Determine the count of lines holding "title" and give that count alone.
^^^^^^^^
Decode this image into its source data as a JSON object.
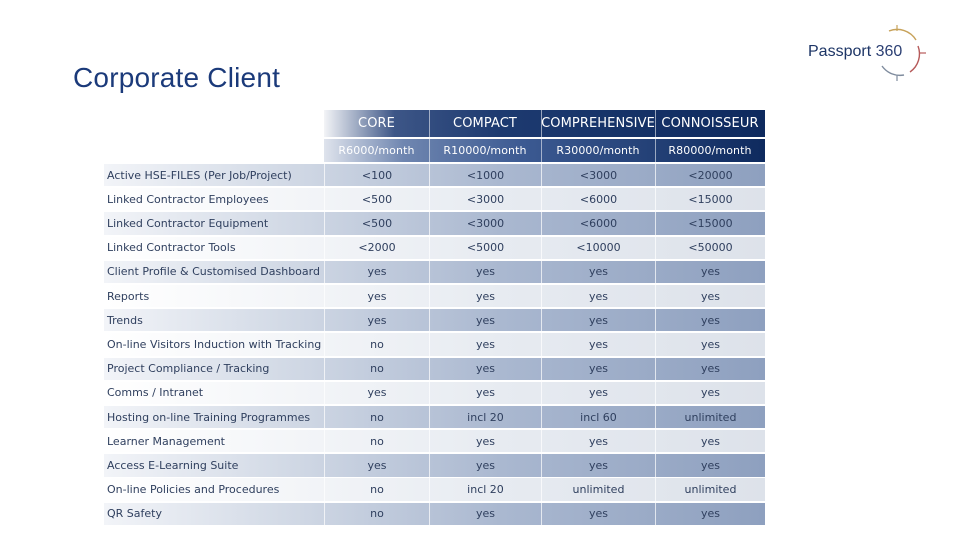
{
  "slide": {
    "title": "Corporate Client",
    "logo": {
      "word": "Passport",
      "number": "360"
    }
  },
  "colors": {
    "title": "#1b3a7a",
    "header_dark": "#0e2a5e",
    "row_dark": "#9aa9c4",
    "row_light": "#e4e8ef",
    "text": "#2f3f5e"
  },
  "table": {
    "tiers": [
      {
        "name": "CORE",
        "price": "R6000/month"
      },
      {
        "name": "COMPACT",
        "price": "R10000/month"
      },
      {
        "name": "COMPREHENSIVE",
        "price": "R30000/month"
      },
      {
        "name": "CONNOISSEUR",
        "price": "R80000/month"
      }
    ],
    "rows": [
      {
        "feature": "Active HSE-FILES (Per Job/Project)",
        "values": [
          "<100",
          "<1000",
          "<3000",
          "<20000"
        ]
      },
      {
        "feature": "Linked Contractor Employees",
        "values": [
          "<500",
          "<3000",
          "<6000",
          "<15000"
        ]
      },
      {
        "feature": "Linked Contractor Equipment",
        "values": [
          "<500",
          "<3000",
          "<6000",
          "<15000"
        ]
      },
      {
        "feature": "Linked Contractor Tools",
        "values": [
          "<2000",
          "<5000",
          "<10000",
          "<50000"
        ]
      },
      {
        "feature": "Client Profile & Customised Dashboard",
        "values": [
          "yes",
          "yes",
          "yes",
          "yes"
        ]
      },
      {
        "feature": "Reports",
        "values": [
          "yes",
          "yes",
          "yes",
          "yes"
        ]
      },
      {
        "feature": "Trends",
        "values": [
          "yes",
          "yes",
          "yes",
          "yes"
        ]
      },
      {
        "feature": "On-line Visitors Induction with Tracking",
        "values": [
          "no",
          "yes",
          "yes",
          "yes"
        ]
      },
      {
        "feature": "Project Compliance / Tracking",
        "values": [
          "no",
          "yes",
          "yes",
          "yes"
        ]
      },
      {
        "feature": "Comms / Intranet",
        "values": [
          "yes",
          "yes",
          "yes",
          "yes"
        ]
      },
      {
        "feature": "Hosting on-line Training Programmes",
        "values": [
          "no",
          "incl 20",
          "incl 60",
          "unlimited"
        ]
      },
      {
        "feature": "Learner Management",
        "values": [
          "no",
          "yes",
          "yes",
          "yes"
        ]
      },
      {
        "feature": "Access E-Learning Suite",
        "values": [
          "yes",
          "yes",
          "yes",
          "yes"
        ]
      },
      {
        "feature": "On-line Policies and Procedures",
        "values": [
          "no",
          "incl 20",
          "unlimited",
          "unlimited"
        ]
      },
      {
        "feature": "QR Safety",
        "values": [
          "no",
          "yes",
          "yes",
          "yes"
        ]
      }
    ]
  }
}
^^^^^^^^
◆ **RESULT**:
2